• _Problem details_
Review the material line by line. Identify and copy every line that contains the string "Intérieur".

(Dataset records)
········
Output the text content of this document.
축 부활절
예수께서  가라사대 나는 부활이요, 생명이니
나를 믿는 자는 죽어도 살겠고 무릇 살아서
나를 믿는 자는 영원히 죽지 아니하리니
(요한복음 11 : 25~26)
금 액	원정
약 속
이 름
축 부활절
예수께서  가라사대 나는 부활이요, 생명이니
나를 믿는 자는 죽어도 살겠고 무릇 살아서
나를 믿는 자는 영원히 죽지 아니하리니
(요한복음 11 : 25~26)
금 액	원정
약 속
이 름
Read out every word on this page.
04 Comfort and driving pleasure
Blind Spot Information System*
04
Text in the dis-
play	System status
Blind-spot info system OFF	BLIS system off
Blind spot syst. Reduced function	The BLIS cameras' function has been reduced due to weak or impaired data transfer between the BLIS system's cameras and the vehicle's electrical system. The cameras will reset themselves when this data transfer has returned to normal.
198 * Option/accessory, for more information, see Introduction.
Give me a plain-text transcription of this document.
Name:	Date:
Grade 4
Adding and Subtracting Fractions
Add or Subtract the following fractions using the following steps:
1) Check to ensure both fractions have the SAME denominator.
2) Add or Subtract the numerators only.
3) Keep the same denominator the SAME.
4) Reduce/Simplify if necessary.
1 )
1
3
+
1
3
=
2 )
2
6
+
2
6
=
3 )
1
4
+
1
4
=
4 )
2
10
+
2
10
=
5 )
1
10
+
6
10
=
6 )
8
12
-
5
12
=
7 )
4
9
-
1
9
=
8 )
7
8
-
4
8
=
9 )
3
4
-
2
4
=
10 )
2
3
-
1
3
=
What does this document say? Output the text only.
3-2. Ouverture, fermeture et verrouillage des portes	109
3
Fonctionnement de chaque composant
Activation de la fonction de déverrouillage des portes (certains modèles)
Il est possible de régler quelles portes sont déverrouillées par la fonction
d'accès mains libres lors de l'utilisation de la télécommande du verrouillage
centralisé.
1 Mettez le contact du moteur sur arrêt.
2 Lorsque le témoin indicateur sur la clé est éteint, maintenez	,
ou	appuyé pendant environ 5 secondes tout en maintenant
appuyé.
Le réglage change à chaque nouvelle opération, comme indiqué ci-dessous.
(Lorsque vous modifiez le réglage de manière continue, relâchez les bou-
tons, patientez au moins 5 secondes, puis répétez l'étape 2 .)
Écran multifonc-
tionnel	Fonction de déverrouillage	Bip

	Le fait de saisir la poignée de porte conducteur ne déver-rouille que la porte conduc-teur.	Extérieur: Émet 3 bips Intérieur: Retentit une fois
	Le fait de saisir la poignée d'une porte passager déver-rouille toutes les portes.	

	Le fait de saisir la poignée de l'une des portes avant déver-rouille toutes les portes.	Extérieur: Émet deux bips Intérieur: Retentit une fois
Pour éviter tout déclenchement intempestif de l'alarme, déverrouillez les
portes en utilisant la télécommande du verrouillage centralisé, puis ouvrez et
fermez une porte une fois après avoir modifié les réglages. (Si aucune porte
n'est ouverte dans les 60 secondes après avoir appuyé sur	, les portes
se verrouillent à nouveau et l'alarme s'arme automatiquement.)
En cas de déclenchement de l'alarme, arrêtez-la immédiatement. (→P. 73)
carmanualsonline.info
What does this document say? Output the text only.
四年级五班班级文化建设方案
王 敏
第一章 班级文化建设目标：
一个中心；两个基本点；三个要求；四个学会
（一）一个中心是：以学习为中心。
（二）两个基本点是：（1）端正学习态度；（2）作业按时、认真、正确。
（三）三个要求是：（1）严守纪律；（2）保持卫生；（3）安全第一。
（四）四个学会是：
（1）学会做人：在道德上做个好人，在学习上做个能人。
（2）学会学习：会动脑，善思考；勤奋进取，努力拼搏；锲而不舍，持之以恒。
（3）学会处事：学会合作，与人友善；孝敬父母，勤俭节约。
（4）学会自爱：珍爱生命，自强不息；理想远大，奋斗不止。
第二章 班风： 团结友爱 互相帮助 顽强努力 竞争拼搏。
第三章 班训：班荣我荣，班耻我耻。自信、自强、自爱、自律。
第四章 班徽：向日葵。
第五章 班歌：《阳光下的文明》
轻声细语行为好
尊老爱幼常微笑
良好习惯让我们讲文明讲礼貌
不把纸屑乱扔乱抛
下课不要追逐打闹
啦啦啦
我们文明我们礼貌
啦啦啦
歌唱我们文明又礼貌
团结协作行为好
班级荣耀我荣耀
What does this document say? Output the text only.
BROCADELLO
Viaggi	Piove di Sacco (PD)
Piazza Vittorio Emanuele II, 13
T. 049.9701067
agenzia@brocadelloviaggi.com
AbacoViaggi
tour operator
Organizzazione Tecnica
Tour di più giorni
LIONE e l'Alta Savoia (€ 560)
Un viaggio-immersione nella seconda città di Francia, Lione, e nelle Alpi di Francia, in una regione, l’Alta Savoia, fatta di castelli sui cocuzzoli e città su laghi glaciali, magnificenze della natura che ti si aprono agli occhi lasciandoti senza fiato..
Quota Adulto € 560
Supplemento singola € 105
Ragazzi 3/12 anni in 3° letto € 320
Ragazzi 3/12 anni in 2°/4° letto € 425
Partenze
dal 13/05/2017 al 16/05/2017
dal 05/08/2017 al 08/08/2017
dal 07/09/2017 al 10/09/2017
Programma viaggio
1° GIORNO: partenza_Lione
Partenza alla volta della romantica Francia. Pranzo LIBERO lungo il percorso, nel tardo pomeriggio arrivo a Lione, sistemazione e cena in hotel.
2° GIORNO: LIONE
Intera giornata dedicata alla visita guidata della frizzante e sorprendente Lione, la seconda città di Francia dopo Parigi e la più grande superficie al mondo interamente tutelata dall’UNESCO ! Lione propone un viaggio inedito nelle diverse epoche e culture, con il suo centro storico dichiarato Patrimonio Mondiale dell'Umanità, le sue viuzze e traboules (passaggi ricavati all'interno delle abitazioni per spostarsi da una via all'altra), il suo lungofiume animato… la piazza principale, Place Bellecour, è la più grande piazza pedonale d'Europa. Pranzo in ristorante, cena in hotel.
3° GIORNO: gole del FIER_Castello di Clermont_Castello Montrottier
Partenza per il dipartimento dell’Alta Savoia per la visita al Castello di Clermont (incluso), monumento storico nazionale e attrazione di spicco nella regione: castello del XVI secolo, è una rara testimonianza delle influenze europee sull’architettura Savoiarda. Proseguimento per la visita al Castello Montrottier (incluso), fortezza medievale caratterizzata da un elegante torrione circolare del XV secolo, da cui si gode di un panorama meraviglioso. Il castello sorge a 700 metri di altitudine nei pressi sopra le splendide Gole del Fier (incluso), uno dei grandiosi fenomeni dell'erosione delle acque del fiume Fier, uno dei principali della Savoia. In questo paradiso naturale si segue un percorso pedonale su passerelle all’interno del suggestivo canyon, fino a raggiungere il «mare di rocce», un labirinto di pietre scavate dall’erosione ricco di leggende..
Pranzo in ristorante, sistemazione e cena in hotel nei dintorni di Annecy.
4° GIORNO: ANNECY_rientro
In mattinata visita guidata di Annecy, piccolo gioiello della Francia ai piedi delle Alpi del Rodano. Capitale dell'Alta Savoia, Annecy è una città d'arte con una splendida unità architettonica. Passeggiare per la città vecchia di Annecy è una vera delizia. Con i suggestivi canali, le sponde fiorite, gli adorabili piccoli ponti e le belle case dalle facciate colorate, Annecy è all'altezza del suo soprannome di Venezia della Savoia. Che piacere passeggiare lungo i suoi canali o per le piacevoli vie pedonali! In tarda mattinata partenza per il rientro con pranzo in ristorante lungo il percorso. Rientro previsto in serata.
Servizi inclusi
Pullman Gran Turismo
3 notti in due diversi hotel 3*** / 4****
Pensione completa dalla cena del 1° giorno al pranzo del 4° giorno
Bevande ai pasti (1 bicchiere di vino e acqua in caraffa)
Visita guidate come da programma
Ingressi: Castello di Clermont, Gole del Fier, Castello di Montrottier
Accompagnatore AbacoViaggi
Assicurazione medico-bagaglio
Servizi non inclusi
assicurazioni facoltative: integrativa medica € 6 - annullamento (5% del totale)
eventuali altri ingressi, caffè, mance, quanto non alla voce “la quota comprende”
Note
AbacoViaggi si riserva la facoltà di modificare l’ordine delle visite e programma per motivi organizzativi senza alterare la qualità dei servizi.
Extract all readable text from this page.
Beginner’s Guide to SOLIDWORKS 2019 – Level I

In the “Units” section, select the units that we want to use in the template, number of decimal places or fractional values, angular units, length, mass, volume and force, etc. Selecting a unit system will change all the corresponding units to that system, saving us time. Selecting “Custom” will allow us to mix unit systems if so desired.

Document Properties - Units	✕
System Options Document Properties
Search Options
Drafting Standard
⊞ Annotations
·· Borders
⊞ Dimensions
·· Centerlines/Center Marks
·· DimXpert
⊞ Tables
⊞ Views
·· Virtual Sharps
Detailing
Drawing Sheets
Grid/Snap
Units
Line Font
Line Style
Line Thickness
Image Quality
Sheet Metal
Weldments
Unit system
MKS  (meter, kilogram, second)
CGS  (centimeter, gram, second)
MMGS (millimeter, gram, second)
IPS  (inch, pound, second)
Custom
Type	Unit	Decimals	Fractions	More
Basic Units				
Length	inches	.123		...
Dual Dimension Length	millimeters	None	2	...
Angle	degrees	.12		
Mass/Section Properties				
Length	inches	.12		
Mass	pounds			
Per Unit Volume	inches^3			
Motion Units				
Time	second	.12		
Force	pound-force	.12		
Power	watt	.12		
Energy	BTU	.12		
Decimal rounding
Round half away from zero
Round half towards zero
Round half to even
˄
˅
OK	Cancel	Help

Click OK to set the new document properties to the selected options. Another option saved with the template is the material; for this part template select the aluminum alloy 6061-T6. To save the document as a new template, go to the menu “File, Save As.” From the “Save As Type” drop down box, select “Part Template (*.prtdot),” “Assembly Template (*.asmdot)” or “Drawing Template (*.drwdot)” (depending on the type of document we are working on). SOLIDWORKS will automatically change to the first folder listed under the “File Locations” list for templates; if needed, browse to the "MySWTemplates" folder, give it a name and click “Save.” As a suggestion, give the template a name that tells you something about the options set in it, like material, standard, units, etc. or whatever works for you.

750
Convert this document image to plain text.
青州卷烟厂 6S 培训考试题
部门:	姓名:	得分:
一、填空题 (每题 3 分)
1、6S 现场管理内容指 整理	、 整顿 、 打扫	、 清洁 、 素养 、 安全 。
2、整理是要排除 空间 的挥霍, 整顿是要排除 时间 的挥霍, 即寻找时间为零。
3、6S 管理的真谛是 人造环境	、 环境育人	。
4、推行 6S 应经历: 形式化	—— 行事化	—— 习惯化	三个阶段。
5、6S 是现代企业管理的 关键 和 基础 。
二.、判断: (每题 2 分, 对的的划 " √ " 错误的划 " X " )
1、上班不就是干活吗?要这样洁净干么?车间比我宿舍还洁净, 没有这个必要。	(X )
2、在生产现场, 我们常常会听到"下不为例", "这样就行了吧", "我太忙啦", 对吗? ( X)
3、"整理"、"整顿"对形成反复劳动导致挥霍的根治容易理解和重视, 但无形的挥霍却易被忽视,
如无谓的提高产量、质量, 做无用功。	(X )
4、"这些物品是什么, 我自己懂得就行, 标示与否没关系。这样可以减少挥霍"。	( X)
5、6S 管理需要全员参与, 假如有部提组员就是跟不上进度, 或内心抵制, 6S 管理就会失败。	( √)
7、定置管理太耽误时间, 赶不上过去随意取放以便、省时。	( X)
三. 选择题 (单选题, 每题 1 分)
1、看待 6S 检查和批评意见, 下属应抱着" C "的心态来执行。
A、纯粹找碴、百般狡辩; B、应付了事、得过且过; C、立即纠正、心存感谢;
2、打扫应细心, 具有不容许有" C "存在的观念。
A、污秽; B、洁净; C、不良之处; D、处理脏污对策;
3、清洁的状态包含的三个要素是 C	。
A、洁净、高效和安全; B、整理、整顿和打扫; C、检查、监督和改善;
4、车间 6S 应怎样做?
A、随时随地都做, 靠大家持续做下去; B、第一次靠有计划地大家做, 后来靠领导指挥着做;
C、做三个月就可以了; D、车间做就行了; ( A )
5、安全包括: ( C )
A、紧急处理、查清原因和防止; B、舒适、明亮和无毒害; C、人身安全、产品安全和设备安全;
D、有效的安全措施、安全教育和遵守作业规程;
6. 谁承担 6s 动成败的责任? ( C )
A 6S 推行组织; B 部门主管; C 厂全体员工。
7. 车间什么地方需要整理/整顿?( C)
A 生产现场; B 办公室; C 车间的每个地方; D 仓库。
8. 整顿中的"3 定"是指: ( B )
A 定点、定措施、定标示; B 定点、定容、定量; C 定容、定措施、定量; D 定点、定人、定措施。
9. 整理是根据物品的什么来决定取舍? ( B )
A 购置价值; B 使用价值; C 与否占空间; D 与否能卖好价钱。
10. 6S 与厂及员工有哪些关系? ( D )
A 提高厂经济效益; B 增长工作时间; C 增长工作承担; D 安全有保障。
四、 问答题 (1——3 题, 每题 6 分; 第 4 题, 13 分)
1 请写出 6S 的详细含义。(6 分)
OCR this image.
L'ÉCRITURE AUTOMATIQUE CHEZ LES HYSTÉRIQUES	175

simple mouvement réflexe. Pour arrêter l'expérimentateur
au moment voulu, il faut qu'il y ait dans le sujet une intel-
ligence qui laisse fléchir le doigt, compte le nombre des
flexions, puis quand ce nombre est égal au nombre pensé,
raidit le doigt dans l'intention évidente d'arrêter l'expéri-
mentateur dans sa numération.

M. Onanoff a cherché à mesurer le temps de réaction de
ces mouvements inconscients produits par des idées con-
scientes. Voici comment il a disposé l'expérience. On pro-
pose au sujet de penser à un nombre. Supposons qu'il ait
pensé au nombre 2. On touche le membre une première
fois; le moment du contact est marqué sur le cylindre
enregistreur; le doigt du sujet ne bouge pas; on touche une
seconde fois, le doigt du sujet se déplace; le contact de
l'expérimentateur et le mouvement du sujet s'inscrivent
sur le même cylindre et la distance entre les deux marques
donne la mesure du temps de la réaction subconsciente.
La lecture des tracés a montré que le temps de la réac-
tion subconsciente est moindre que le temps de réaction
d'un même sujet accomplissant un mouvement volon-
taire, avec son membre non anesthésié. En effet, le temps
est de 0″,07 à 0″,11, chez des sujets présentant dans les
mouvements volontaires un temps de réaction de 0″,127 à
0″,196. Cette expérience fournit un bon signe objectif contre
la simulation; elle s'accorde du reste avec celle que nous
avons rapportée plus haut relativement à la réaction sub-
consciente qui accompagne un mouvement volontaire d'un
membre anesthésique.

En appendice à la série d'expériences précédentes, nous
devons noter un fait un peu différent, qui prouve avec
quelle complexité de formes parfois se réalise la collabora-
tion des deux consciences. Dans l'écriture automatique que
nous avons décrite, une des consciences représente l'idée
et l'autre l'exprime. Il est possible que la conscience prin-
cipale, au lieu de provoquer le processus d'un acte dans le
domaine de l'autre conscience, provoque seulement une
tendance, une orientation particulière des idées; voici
········
• _Result_
	Le fait de saisir la poignée de porte conducteur ne déver-rouille que la porte conduc-teur.	Extérieur: Émet 3 bips Intérieur: Retentit une fois
	Le fait de saisir la poignée de l'une des portes avant déver-rouille toutes les portes.	Extérieur: Émet deux bips Intérieur: Retentit une fois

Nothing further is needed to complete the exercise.